Transcribe all of the material exactly.

*** Entries provided ***

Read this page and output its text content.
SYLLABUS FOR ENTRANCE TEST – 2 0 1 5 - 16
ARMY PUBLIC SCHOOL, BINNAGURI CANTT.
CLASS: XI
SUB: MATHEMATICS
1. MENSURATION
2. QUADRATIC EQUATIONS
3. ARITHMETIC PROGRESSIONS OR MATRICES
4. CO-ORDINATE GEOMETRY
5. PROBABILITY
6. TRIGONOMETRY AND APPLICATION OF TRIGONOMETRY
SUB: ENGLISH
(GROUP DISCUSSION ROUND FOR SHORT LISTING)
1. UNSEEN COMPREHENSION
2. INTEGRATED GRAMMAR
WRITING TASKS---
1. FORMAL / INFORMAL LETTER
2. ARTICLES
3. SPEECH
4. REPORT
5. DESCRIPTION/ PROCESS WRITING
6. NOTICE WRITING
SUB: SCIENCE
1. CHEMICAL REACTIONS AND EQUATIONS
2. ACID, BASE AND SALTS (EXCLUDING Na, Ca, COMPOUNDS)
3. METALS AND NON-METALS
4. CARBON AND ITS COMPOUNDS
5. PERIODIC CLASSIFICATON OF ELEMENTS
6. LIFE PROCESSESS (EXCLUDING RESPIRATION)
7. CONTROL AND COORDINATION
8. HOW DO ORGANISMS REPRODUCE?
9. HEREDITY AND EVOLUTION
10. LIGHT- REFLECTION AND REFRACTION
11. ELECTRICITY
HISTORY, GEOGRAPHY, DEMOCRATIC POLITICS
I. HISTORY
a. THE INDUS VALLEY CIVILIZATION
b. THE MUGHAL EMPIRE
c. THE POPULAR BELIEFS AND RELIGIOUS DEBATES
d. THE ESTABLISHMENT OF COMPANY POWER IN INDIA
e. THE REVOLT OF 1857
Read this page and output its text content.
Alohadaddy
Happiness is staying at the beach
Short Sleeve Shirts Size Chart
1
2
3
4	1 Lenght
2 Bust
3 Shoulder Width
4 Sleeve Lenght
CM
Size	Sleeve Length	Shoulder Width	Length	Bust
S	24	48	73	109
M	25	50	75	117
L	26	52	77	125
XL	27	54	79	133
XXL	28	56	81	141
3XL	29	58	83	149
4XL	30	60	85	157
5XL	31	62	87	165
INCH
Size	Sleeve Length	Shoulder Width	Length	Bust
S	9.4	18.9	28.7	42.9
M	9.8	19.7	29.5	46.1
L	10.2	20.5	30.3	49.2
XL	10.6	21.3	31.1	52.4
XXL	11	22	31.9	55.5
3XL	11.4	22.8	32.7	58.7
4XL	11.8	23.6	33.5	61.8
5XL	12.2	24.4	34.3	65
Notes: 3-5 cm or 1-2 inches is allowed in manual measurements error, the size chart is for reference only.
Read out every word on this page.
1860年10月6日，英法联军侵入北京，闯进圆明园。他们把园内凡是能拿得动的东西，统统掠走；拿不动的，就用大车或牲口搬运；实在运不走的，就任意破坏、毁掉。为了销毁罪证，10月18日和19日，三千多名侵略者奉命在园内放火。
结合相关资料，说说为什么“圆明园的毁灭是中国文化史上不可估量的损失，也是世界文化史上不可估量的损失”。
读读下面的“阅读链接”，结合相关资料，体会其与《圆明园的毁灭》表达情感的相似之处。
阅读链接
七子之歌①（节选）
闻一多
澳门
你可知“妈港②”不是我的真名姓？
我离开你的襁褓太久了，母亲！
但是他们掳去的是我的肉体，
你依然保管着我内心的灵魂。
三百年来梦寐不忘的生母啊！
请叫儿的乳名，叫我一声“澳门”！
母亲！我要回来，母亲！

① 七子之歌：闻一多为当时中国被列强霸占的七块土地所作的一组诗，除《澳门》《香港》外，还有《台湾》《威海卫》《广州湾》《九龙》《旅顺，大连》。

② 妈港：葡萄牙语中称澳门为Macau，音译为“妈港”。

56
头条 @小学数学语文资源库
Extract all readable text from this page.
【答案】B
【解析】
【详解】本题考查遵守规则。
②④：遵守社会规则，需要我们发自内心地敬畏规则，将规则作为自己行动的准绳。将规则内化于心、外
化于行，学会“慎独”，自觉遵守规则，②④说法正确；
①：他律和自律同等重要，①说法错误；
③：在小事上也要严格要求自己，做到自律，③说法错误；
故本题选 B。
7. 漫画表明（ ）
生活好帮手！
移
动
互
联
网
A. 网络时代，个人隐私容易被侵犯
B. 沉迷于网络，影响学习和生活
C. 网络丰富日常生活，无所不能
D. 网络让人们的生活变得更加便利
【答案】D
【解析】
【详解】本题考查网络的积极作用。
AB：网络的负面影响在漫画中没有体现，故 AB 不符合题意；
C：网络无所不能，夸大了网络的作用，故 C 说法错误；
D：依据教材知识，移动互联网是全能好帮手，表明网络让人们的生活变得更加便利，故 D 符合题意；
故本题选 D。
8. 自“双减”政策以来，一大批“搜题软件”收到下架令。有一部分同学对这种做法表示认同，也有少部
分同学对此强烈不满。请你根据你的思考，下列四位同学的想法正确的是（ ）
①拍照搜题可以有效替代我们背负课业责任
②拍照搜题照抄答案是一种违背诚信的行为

***

Written solution
Read this page and output its text content.
SYLLABUS FOR ENTRANCE TEST – 2 0 1 5 - 16
ARMY PUBLIC SCHOOL, BINNAGURI CANTT.
CLASS: XI
SUB: MATHEMATICS
1. MENSURATION
2. QUADRATIC EQUATIONS
3. ARITHMETIC PROGRESSIONS OR MATRICES
4. CO-ORDINATE GEOMETRY
5. PROBABILITY
6. TRIGONOMETRY AND APPLICATION OF TRIGONOMETRY
SUB: ENGLISH
(GROUP DISCUSSION ROUND FOR SHORT LISTING)
1. UNSEEN COMPREHENSION
2. INTEGRATED GRAMMAR
WRITING TASKS---
1. FORMAL / INFORMAL LETTER
2. ARTICLES
3. SPEECH
4. REPORT
5. DESCRIPTION/ PROCESS WRITING
6. NOTICE WRITING
SUB: SCIENCE
1. CHEMICAL REACTIONS AND EQUATIONS
2. ACID, BASE AND SALTS (EXCLUDING Na, Ca, COMPOUNDS)
3. METALS AND NON-METALS
4. CARBON AND ITS COMPOUNDS
5. PERIODIC CLASSIFICATON OF ELEMENTS
6. LIFE PROCESSESS (EXCLUDING RESPIRATION)
7. CONTROL AND COORDINATION
8. HOW DO ORGANISMS REPRODUCE?
9. HEREDITY AND EVOLUTION
10. LIGHT- REFLECTION AND REFRACTION
11. ELECTRICITY
HISTORY, GEOGRAPHY, DEMOCRATIC POLITICS
I. HISTORY
a. THE INDUS VALLEY CIVILIZATION
b. THE MUGHAL EMPIRE
c. THE POPULAR BELIEFS AND RELIGIOUS DEBATES
d. THE ESTABLISHMENT OF COMPANY POWER IN INDIA
e. THE REVOLT OF 1857
Read this page and output its text content.
Alohadaddy
Happiness is staying at the beach
Short Sleeve Shirts Size Chart
1
2
3
4	1 Lenght
2 Bust
3 Shoulder Width
4 Sleeve Lenght
CM
Size	Sleeve Length	Shoulder Width	Length	Bust
S	24	48	73	109
M	25	50	75	117
L	26	52	77	125
XL	27	54	79	133
XXL	28	56	81	141
3XL	29	58	83	149
4XL	30	60	85	157
5XL	31	62	87	165
INCH
Size	Sleeve Length	Shoulder Width	Length	Bust
S	9.4	18.9	28.7	42.9
M	9.8	19.7	29.5	46.1
L	10.2	20.5	30.3	49.2
XL	10.6	21.3	31.1	52.4
XXL	11	22	31.9	55.5
3XL	11.4	22.8	32.7	58.7
4XL	11.8	23.6	33.5	61.8
5XL	12.2	24.4	34.3	65
Notes: 3-5 cm or 1-2 inches is allowed in manual measurements error, the size chart is for reference only.
Read out every word on this page.
1860年10月6日，英法联军侵入北京，闯进圆明园。他们把园内凡是能拿得动的东西，统统掠走；拿不动的，就用大车或牲口搬运；实在运不走的，就任意破坏、毁掉。为了销毁罪证，10月18日和19日，三千多名侵略者奉命在园内放火。
结合相关资料，说说为什么“圆明园的毁灭是中国文化史上不可估量的损失，也是世界文化史上不可估量的损失”。
读读下面的“阅读链接”，结合相关资料，体会其与《圆明园的毁灭》表达情感的相似之处。
阅读链接
七子之歌①（节选）
闻一多
澳门
你可知“妈港②”不是我的真名姓？
我离开你的襁褓太久了，母亲！
但是他们掳去的是我的肉体，
你依然保管着我内心的灵魂。
三百年来梦寐不忘的生母啊！
请叫儿的乳名，叫我一声“澳门”！
母亲！我要回来，母亲！

① 七子之歌：闻一多为当时中国被列强霸占的七块土地所作的一组诗，除《澳门》《香港》外，还有《台湾》《威海卫》《广州湾》《九龙》《旅顺，大连》。

② 妈港：葡萄牙语中称澳门为Macau，音译为“妈港”。

56
头条 @小学数学语文资源库
Extract all readable text from this page.
【答案】B
【解析】
【详解】本题考查遵守规则。
②④：遵守社会规则，需要我们发自内心地敬畏规则，将规则作为自己行动的准绳。将规则内化于心、外
化于行，学会“慎独”，自觉遵守规则，②④说法正确；
①：他律和自律同等重要，①说法错误；
③：在小事上也要严格要求自己，做到自律，③说法错误；
故本题选 B。
7. 漫画表明（ ）
生活好帮手！
移
动
互
联
网
A. 网络时代，个人隐私容易被侵犯
B. 沉迷于网络，影响学习和生活
C. 网络丰富日常生活，无所不能
D. 网络让人们的生活变得更加便利
【答案】D
【解析】
【详解】本题考查网络的积极作用。
AB：网络的负面影响在漫画中没有体现，故 AB 不符合题意；
C：网络无所不能，夸大了网络的作用，故 C 说法错误；
D：依据教材知识，移动互联网是全能好帮手，表明网络让人们的生活变得更加便利，故 D 符合题意；
故本题选 D。
8. 自“双减”政策以来，一大批“搜题软件”收到下架令。有一部分同学对这种做法表示认同，也有少部
分同学对此强烈不满。请你根据你的思考，下列四位同学的想法正确的是（ ）
①拍照搜题可以有效替代我们背负课业责任
②拍照搜题照抄答案是一种违背诚信的行为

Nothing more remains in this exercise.